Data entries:
------------------------------------------------

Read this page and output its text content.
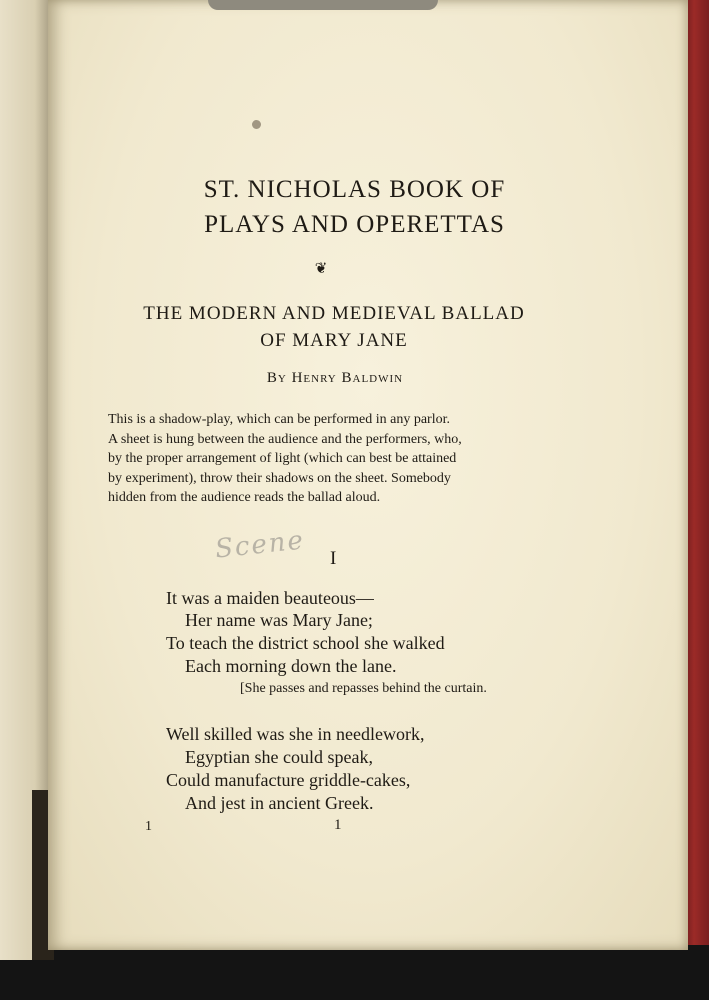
ST. NICHOLAS BOOK OF
PLAYS AND OPERETTAS
❦
THE MODERN AND MEDIEVAL BALLAD
OF MARY JANE
By Henry Baldwin
This is a shadow-play, which can be performed in any parlor.
A sheet is hung between the audience and the performers, who,
by the proper arrangement of light (which can best be attained
by experiment), throw their shadows on the sheet. Somebody
hidden from the audience reads the ballad aloud.
Scene I
It was a maiden beauteous—
Her name was Mary Jane;
To teach the district school she walked
Each morning down the lane.
[She passes and repasses behind the curtain.
Well skilled was she in needlework,
Egyptian she could speak,
Could manufacture griddle-cakes,
And jest in ancient Greek.
1	1
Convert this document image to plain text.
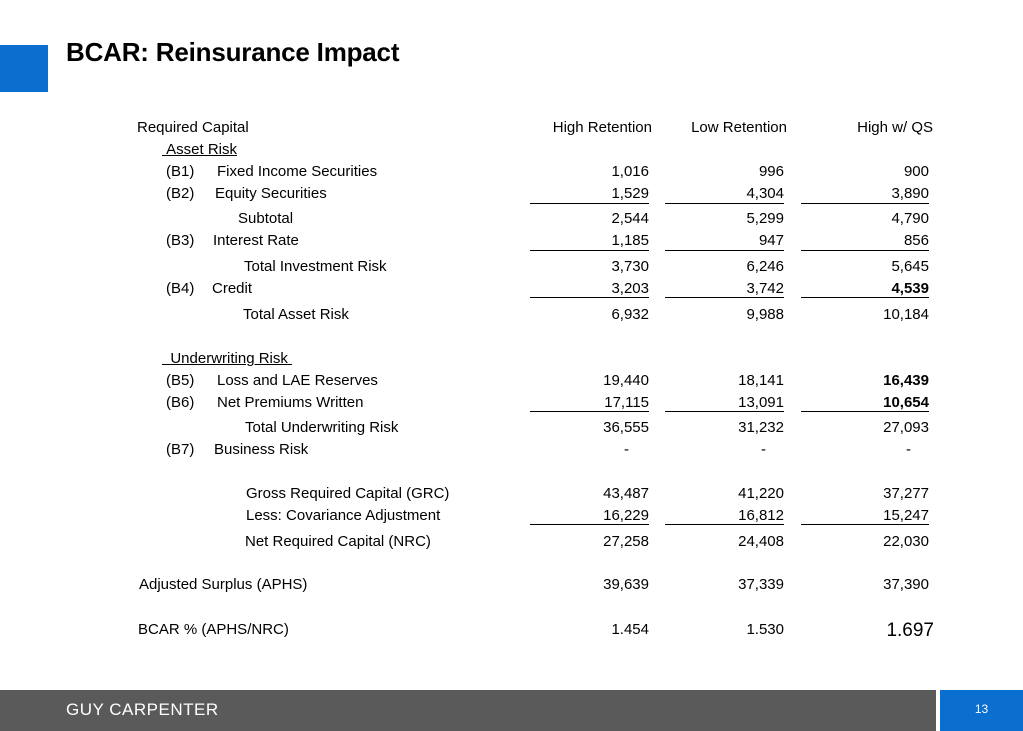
BCAR: Reinsurance Impact
Required Capital	High Retention	Low Retention	High w/ QS
Asset Risk
(B1) Fixed Income Securities	1,016	996	900
(B2) Equity Securities	1,529	4,304	3,890
Subtotal	2,544	5,299	4,790
(B3) Interest Rate	1,185	947	856
Total Investment Risk	3,730	6,246	5,645
(B4) Credit	3,203	3,742	4,539
Total Asset Risk	6,932	9,988	10,184
Underwriting Risk
(B5) Loss and LAE Reserves	19,440	18,141	16,439
(B6) Net Premiums Written	17,115	13,091	10,654
Total Underwriting Risk	36,555	31,232	27,093
(B7) Business Risk	-	-	-
Gross Required Capital (GRC)	43,487	41,220	37,277
Less: Covariance Adjustment	16,229	16,812	15,247
Net Required Capital (NRC)	27,258	24,408	22,030
Adjusted Surplus (APHS)	39,639	37,339	37,390
BCAR % (APHS/NRC)	1.454	1.530	1.697
GUY CARPENTER	13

------------------------------------------------

Set problem: Every line above should be returned exactly; the pictures stay out.

Completed task:
Read this page and output its text content.
ST. NICHOLAS BOOK OF
PLAYS AND OPERETTAS
❦
THE MODERN AND MEDIEVAL BALLAD
OF MARY JANE
By Henry Baldwin
This is a shadow-play, which can be performed in any parlor.
A sheet is hung between the audience and the performers, who,
by the proper arrangement of light (which can best be attained
by experiment), throw their shadows on the sheet. Somebody
hidden from the audience reads the ballad aloud.
Scene I
It was a maiden beauteous—
Her name was Mary Jane;
To teach the district school she walked
Each morning down the lane.
[She passes and repasses behind the curtain.
Well skilled was she in needlework,
Egyptian she could speak,
Could manufacture griddle-cakes,
And jest in ancient Greek.
1	1
Convert this document image to plain text.
BCAR: Reinsurance Impact
Required Capital	High Retention	Low Retention	High w/ QS
Asset Risk
(B1) Fixed Income Securities	1,016	996	900
(B2) Equity Securities	1,529	4,304	3,890
Subtotal	2,544	5,299	4,790
(B3) Interest Rate	1,185	947	856
Total Investment Risk	3,730	6,246	5,645
(B4) Credit	3,203	3,742	4,539
Total Asset Risk	6,932	9,988	10,184
Underwriting Risk
(B5) Loss and LAE Reserves	19,440	18,141	16,439
(B6) Net Premiums Written	17,115	13,091	10,654
Total Underwriting Risk	36,555	31,232	27,093
(B7) Business Risk	-	-	-
Gross Required Capital (GRC)	43,487	41,220	37,277
Less: Covariance Adjustment	16,229	16,812	15,247
Net Required Capital (NRC)	27,258	24,408	22,030
Adjusted Surplus (APHS)	39,639	37,339	37,390
BCAR % (APHS/NRC)	1.454	1.530	1.697
GUY CARPENTER	13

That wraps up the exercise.